**Written instruction**
Every line holding the string "периоде" should be gathered.

____ Excerpted records

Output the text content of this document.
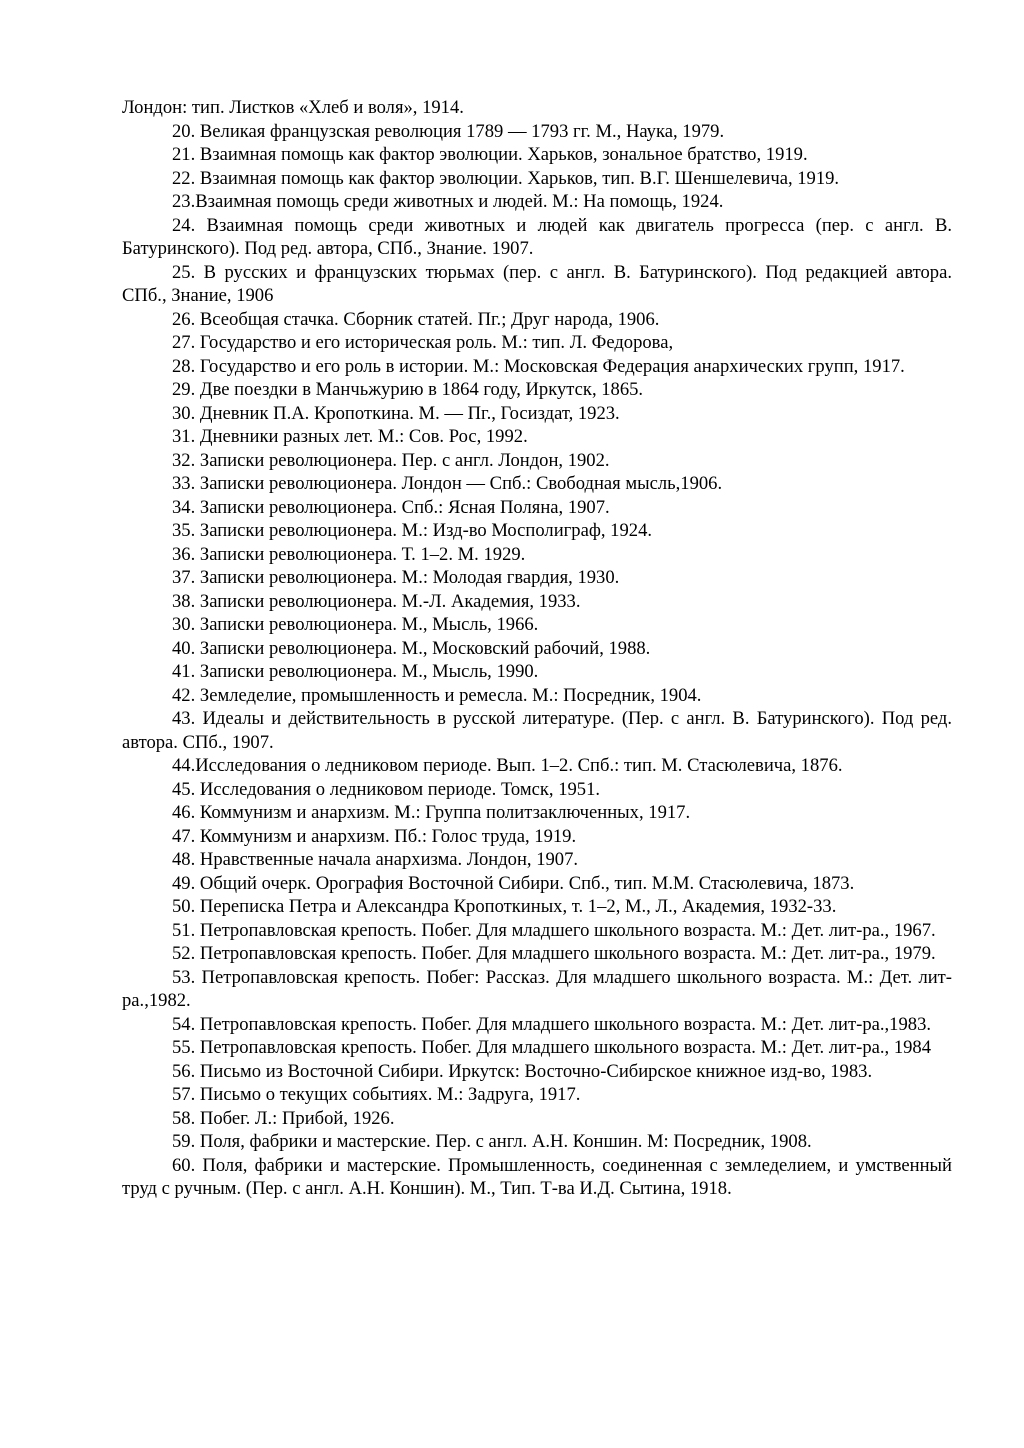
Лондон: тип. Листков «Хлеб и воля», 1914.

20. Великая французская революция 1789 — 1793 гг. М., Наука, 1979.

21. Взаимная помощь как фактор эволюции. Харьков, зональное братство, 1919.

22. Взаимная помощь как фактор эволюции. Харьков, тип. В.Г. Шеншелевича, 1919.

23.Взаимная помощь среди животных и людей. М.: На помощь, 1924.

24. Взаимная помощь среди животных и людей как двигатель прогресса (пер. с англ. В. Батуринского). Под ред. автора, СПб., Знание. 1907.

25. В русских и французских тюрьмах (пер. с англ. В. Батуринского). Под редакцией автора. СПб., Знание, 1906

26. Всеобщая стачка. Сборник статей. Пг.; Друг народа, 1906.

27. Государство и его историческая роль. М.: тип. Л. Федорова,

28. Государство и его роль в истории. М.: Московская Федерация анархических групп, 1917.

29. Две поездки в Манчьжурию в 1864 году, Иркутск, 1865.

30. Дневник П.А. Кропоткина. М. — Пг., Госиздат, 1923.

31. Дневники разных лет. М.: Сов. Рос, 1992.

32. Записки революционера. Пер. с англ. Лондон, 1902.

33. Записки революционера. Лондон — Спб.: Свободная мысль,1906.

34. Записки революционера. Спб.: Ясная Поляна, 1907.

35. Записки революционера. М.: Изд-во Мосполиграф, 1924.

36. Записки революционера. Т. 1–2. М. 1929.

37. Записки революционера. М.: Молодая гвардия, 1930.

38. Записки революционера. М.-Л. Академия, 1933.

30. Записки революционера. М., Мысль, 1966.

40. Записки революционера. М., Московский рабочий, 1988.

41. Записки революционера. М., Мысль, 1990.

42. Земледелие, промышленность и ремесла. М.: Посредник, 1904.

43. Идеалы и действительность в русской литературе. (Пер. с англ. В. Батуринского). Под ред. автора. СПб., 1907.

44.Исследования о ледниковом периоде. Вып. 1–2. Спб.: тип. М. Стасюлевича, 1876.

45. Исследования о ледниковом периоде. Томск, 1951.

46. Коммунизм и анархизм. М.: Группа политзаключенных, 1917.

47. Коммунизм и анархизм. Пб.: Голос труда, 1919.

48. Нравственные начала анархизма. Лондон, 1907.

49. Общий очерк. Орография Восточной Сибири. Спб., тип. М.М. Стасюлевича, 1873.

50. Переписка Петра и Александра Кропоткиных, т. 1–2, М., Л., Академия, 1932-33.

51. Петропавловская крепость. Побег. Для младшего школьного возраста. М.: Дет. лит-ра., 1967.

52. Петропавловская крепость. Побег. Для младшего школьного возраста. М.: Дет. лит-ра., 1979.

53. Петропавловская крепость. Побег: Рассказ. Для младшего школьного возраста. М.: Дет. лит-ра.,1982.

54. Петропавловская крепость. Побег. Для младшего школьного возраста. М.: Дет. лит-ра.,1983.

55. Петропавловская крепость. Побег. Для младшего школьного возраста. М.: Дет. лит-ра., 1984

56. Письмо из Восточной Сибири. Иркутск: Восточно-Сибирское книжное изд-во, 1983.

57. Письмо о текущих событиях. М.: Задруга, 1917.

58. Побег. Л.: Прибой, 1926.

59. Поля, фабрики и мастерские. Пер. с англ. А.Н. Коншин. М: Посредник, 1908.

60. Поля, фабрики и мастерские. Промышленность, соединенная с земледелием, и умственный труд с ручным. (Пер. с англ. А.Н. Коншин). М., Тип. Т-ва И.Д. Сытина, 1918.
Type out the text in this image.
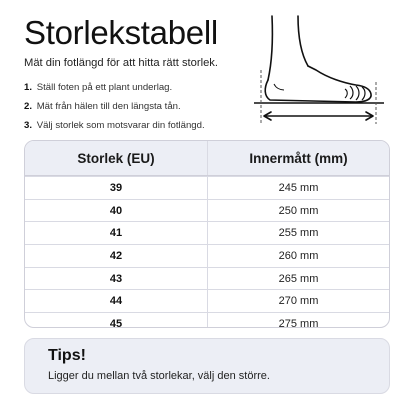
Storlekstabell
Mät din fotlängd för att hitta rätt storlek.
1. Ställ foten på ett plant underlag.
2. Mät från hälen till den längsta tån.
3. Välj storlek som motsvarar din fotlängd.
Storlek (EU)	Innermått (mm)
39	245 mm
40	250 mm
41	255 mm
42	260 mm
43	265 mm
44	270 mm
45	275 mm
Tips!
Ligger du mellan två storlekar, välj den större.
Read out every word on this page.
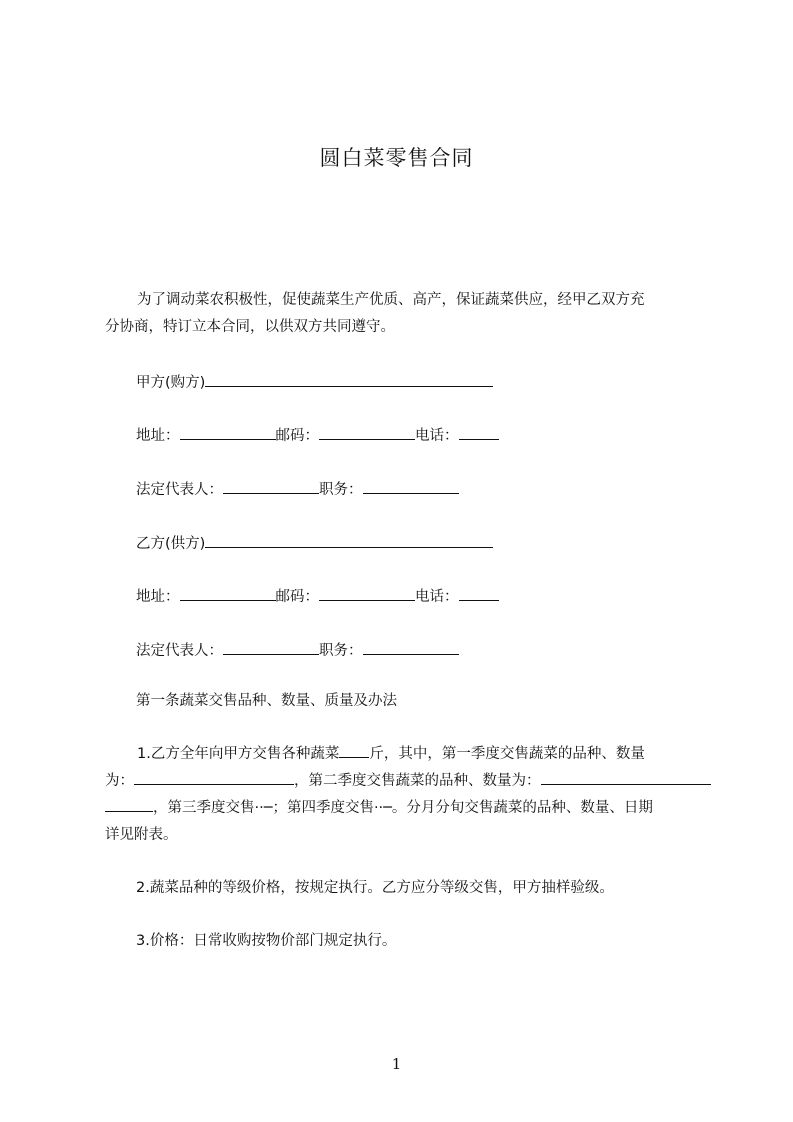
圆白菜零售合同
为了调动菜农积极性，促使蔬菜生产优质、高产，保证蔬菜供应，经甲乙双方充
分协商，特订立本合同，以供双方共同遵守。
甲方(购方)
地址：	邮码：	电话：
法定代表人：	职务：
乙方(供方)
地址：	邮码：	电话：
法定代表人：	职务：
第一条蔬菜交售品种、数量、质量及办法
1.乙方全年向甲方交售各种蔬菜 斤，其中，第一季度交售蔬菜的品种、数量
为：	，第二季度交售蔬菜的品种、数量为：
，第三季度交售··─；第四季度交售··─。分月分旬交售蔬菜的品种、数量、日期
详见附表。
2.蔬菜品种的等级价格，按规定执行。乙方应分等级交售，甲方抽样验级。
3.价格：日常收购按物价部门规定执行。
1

________

**Result of the exercise**
44.Исследования о ледниковом периоде. Вып. 1–2. Спб.: тип. М. Стасюлевича, 1876.
45. Исследования о ледниковом периоде. Томск, 1951.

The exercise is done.